▸ RECORDS TO USE
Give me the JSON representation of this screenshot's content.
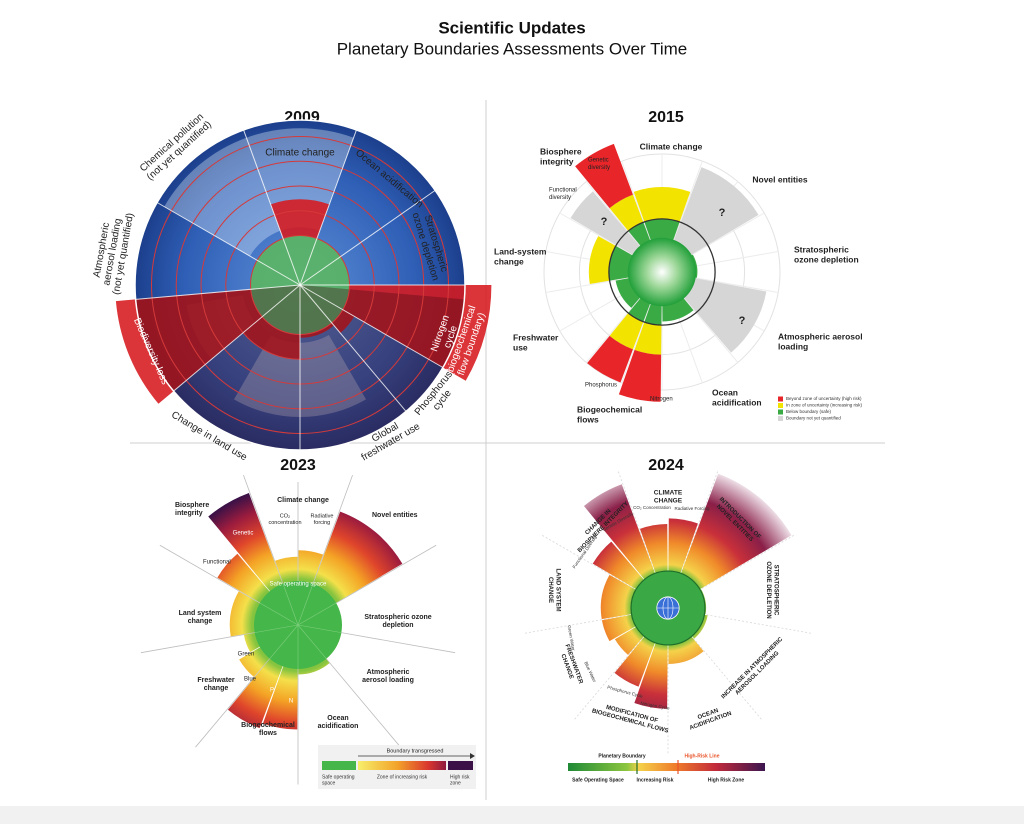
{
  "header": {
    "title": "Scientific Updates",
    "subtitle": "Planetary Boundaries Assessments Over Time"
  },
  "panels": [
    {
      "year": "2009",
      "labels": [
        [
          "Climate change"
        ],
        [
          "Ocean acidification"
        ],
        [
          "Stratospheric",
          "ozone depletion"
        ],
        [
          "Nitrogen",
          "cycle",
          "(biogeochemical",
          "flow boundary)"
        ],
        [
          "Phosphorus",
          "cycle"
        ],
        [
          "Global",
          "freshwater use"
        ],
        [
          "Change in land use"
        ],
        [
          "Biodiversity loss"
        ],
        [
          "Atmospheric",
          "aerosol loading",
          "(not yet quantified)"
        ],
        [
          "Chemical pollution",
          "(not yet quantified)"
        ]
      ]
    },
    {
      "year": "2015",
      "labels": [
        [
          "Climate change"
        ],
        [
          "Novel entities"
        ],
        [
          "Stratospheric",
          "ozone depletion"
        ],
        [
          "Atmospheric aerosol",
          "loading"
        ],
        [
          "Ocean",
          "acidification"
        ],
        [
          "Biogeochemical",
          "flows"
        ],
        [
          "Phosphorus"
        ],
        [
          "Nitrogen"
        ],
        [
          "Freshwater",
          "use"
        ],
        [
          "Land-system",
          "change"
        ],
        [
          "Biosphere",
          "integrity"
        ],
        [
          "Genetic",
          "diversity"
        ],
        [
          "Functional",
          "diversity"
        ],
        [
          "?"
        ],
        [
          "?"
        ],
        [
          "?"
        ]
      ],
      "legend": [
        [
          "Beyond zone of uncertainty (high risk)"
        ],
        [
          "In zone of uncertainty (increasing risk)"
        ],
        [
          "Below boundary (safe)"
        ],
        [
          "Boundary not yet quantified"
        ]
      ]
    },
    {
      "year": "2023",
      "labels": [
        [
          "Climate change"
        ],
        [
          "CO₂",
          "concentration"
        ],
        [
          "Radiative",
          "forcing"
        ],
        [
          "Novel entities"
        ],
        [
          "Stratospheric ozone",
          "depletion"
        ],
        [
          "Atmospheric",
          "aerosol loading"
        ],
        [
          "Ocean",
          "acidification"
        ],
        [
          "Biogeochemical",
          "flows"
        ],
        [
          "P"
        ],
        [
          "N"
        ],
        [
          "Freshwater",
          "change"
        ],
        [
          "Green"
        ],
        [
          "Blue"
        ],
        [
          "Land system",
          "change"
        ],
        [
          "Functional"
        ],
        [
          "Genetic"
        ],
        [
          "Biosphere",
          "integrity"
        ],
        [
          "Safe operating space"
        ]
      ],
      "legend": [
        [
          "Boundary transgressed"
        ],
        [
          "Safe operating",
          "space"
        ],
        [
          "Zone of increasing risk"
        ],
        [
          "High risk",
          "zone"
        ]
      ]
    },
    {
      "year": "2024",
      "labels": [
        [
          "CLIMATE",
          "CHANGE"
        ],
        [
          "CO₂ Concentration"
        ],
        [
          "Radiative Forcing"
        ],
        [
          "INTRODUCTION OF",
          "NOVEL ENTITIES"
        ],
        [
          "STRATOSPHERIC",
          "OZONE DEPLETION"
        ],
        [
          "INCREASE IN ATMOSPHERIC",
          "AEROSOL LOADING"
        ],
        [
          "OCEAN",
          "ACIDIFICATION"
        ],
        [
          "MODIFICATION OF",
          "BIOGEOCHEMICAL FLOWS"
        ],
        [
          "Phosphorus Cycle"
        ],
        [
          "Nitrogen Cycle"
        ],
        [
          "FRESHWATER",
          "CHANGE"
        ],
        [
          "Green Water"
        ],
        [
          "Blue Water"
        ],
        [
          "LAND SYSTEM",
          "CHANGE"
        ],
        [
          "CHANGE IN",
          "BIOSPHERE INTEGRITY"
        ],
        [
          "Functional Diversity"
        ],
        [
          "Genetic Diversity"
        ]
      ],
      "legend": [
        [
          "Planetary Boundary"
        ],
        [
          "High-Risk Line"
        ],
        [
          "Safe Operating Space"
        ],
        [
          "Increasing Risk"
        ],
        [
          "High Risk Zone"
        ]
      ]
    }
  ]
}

▸ DO THIS
Omit the pictures and restate the rest of the records verbatim.

▸ WRITTEN ANSWER
Give me the JSON representation of this screenshot's content.
{
  "header": {
    "title": "Scientific Updates",
    "subtitle": "Planetary Boundaries Assessments Over Time"
  },
  "panels": [
    {
      "year": "2009",
      "labels": [
        [
          "Climate change"
        ],
        [
          "Ocean acidification"
        ],
        [
          "Stratospheric",
          "ozone depletion"
        ],
        [
          "Nitrogen",
          "cycle",
          "(biogeochemical",
          "flow boundary)"
        ],
        [
          "Phosphorus",
          "cycle"
        ],
        [
          "Global",
          "freshwater use"
        ],
        [
          "Change in land use"
        ],
        [
          "Biodiversity loss"
        ],
        [
          "Atmospheric",
          "aerosol loading",
          "(not yet quantified)"
        ],
        [
          "Chemical pollution",
          "(not yet quantified)"
        ]
      ]
    },
    {
      "year": "2015",
      "labels": [
        [
          "Climate change"
        ],
        [
          "Novel entities"
        ],
        [
          "Stratospheric",
          "ozone depletion"
        ],
        [
          "Atmospheric aerosol",
          "loading"
        ],
        [
          "Ocean",
          "acidification"
        ],
        [
          "Biogeochemical",
          "flows"
        ],
        [
          "Phosphorus"
        ],
        [
          "Nitrogen"
        ],
        [
          "Freshwater",
          "use"
        ],
        [
          "Land-system",
          "change"
        ],
        [
          "Biosphere",
          "integrity"
        ],
        [
          "Genetic",
          "diversity"
        ],
        [
          "Functional",
          "diversity"
        ],
        [
          "?"
        ],
        [
          "?"
        ],
        [
          "?"
        ]
      ],
      "legend": [
        [
          "Beyond zone of uncertainty (high risk)"
        ],
        [
          "In zone of uncertainty (increasing risk)"
        ],
        [
          "Below boundary (safe)"
        ],
        [
          "Boundary not yet quantified"
        ]
      ]
    },
    {
      "year": "2023",
      "labels": [
        [
          "Climate change"
        ],
        [
          "CO₂",
          "concentration"
        ],
        [
          "Radiative",
          "forcing"
        ],
        [
          "Novel entities"
        ],
        [
          "Stratospheric ozone",
          "depletion"
        ],
        [
          "Atmospheric",
          "aerosol loading"
        ],
        [
          "Ocean",
          "acidification"
        ],
        [
          "Biogeochemical",
          "flows"
        ],
        [
          "P"
        ],
        [
          "N"
        ],
        [
          "Freshwater",
          "change"
        ],
        [
          "Green"
        ],
        [
          "Blue"
        ],
        [
          "Land system",
          "change"
        ],
        [
          "Functional"
        ],
        [
          "Genetic"
        ],
        [
          "Biosphere",
          "integrity"
        ],
        [
          "Safe operating space"
        ]
      ],
      "legend": [
        [
          "Boundary transgressed"
        ],
        [
          "Safe operating",
          "space"
        ],
        [
          "Zone of increasing risk"
        ],
        [
          "High risk",
          "zone"
        ]
      ]
    },
    {
      "year": "2024",
      "labels": [
        [
          "CLIMATE",
          "CHANGE"
        ],
        [
          "CO₂ Concentration"
        ],
        [
          "Radiative Forcing"
        ],
        [
          "INTRODUCTION OF",
          "NOVEL ENTITIES"
        ],
        [
          "STRATOSPHERIC",
          "OZONE DEPLETION"
        ],
        [
          "INCREASE IN ATMOSPHERIC",
          "AEROSOL LOADING"
        ],
        [
          "OCEAN",
          "ACIDIFICATION"
        ],
        [
          "MODIFICATION OF",
          "BIOGEOCHEMICAL FLOWS"
        ],
        [
          "Phosphorus Cycle"
        ],
        [
          "Nitrogen Cycle"
        ],
        [
          "FRESHWATER",
          "CHANGE"
        ],
        [
          "Green Water"
        ],
        [
          "Blue Water"
        ],
        [
          "LAND SYSTEM",
          "CHANGE"
        ],
        [
          "CHANGE IN",
          "BIOSPHERE INTEGRITY"
        ],
        [
          "Functional Diversity"
        ],
        [
          "Genetic Diversity"
        ]
      ],
      "legend": [
        [
          "Planetary Boundary"
        ],
        [
          "High-Risk Line"
        ],
        [
          "Safe Operating Space"
        ],
        [
          "Increasing Risk"
        ],
        [
          "High Risk Zone"
        ]
      ]
    }
  ]
}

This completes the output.